Written exercise: Out of the lines in this data, how many include "right"? Give the number and nothing else.

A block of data
******

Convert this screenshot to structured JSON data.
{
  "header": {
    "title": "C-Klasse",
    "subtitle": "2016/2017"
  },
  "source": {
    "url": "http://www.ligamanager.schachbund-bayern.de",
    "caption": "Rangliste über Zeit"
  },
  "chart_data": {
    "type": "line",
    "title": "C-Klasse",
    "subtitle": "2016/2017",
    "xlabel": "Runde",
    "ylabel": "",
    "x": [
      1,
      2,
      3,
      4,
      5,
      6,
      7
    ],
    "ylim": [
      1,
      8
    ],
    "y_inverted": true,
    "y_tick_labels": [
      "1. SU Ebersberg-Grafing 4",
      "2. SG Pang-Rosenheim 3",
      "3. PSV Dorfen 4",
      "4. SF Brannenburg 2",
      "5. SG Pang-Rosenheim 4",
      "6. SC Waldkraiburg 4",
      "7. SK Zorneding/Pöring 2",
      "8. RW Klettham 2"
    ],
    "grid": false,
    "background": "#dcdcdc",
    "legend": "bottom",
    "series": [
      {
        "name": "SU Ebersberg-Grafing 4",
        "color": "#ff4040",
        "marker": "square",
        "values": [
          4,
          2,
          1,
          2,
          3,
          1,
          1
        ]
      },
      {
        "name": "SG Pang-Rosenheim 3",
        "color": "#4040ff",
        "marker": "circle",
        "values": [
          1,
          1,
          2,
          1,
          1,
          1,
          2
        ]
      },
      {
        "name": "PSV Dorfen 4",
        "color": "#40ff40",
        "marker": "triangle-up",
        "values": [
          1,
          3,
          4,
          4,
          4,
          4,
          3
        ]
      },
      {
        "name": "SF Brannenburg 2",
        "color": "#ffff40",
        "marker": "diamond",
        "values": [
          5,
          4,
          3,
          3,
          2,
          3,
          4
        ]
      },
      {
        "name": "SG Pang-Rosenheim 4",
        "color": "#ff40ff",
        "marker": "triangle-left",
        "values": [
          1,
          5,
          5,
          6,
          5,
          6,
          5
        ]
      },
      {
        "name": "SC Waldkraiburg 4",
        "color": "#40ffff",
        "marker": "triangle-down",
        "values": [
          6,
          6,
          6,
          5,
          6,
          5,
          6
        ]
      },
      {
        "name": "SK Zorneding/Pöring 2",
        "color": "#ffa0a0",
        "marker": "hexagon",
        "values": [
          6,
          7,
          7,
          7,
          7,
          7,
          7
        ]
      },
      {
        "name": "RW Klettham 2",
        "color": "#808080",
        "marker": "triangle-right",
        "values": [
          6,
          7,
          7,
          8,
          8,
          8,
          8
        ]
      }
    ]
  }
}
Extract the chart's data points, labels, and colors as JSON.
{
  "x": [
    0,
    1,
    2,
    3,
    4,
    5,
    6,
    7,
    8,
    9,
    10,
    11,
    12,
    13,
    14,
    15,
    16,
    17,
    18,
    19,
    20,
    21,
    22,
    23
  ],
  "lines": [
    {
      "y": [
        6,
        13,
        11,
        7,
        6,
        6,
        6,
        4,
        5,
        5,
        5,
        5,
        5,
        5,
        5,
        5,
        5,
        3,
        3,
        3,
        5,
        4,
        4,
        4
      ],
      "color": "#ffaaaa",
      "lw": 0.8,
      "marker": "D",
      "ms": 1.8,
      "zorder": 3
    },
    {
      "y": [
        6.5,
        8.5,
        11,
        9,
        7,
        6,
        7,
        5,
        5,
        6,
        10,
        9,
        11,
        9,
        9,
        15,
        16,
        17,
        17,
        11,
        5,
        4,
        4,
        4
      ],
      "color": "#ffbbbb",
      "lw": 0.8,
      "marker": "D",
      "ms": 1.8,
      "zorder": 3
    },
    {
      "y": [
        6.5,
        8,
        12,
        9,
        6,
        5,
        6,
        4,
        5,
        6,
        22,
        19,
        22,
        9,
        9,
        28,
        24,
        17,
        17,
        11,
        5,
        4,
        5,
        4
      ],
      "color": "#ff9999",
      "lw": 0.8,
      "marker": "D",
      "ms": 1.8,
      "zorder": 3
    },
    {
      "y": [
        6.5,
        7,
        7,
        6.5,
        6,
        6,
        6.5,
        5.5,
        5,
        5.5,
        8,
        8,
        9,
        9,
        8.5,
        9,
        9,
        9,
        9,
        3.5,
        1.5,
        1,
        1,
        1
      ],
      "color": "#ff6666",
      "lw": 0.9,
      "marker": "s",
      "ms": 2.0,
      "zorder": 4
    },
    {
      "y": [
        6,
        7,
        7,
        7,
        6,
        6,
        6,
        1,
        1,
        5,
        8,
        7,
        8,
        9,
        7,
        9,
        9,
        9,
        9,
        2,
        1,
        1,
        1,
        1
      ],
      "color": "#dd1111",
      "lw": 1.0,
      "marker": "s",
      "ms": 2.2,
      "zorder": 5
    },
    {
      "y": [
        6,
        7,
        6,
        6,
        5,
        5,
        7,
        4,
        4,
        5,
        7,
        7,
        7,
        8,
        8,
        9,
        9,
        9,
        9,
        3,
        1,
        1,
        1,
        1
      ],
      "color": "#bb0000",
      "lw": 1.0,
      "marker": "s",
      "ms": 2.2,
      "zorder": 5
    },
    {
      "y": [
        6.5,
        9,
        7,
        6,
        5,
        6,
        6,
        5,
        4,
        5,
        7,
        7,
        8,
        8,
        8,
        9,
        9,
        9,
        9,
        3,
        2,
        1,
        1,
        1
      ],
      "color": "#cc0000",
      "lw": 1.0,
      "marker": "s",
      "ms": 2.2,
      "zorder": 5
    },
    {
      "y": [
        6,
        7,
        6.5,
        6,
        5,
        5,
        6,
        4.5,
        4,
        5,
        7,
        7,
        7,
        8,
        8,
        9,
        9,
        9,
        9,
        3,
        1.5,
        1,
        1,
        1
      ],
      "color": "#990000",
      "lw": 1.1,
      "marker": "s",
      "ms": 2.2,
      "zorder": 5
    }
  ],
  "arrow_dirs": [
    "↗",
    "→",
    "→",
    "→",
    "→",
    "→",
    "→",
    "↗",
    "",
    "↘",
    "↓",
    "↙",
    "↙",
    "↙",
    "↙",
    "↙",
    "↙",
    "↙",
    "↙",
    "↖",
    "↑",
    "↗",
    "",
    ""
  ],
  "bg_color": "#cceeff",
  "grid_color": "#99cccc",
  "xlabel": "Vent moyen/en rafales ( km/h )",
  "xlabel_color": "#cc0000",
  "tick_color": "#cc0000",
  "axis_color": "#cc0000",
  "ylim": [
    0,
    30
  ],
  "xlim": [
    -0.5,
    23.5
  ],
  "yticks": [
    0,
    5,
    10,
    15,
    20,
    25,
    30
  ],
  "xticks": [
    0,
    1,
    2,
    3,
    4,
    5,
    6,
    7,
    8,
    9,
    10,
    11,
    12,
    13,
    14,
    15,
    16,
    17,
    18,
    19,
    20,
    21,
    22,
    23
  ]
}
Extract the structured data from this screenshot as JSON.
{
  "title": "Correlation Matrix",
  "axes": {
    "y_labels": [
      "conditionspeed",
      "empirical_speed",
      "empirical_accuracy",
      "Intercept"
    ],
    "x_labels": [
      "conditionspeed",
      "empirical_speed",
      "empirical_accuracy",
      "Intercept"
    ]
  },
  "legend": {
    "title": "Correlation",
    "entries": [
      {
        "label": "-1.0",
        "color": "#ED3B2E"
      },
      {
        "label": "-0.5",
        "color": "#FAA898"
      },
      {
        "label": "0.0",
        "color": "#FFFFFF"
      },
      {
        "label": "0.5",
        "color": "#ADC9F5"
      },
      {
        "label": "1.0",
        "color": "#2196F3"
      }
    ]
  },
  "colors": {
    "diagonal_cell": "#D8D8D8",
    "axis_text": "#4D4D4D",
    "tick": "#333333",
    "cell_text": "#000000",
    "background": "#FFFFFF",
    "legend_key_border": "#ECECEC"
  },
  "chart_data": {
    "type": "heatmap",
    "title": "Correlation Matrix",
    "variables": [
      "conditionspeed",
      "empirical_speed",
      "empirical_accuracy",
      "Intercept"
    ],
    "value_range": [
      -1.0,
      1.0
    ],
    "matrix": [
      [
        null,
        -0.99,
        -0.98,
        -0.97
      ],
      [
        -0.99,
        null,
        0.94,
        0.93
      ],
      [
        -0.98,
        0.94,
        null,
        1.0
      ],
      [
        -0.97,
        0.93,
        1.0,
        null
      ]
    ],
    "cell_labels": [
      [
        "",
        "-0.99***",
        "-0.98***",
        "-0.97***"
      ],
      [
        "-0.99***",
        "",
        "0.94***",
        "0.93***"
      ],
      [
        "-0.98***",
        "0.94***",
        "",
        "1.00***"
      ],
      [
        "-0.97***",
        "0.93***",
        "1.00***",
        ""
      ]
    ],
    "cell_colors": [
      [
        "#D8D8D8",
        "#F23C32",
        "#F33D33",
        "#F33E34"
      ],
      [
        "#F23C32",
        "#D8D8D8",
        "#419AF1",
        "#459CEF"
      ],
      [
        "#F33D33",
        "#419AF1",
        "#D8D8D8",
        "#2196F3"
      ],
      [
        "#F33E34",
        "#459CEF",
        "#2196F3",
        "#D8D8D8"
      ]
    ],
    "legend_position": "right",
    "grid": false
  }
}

******

Exercise result: 2